**Fragmento para leer:**
------------------------

A ojo de buen cubero
Sin haber leído ni un solo estudio sociológico, ya sabía yo que la pérdida de las grandes familias conllevaba un gran deterioro social. Bastaba mirar. La tendencia desde mediados del siglo pasado había sido favorecer las familias nucleares, es decir, la formada por la madre, el padre y los (pocos) hijos. Este modelo, que pareció de éxito durante las décadas prodigiosas de mediados del siglo XX, ha conocido una explosión nuclear en el XXI y las familias nucleares están sometidas a divisiones y particiones cada vez más pequeñas: hijos cada vez más únicos, más familias monoparentales, mayor soledad de los mayores, una epidemia de rupturas, una muchedumbre de personas sin pareja, un sistemático cuestionamiento ideológico, etc.
Cada caso es cada caso, pero la estadística es un fracaso. Contra él, las familias extensas, como clanes o estirpes, suponían un muro defensivo de la institución. He escrito con frecuencia sobre el privilegio y el placer que es tener primos. Viviendo en un pueblo donde muchos parientes se han ido fuera a trabajar, en vacaciones vuelven los primos de mis hijos, especialmente durante las navidades y para Reyes. Y me sorprende una vez más la relación maravillosa e inmediata que se entabla entre ellos. Un primo es un ser mitológico: mitad hermano, mitad amigo, como un unicornio o un centauro. Conserva la sacralidad de la sangre, la fuerza de lo recibido, la inevitabilidad del lazo, lo mejor de la relación con los hermanos, pero con ese añadido más aventurero que es la amistad. Un ser mitológico que, además, goza de la suprema extravagancia de existir. En una sociedad como la nuestra, en que casi todos los niños tienen pocos hermanos, todavía muchos pueden acogerse al comodín de los primos. Es maravilloso y habría que cuidarlo.

------------------------

**Datos mostrados:**
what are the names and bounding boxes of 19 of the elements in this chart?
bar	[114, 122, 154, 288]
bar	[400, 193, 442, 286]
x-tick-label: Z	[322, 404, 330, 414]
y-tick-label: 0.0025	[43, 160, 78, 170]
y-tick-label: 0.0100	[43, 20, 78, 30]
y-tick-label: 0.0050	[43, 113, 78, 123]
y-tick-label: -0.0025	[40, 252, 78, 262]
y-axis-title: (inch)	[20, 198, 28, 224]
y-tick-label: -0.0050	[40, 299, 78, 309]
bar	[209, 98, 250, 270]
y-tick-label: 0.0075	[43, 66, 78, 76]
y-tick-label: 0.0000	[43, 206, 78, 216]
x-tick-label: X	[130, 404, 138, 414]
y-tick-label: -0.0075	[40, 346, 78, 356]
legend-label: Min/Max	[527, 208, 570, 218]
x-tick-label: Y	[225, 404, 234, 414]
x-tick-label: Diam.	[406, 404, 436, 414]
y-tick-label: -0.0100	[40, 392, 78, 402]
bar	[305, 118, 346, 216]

------------------------

**Tarea del ejercicio:**
Transcriba del texto sobre las familias y los primos todo lo que va desde "A ojo de buen" hasta "cuestionamiento ideológico, etc.", sin cambiar una sola palabra. Este material procede de una fuente distinta.

**Respuesta al problema:**
A ojo de buen cubero
Sin haber leído ni un solo estudio sociológico, ya sabía yo que la pérdida de las grandes familias conllevaba un gran deterioro social. Bastaba mirar. La tendencia desde mediados del siglo pasado había sido favorecer las familias nucleares, es decir, la formada por la madre, el padre y los (pocos) hijos. Este modelo, que pareció de éxito durante las décadas prodigiosas de mediados del siglo XX, ha conocido una explosión nuclear en el XXI y las familias nucleares están sometidas a divisiones y particiones cada vez más pequeñas: hijos cada vez más únicos, más familias monoparentales, mayor soledad de los mayores, una epidemia de rupturas, una muchedumbre de personas sin pareja, un sistemático cuestionamiento ideológico, etc.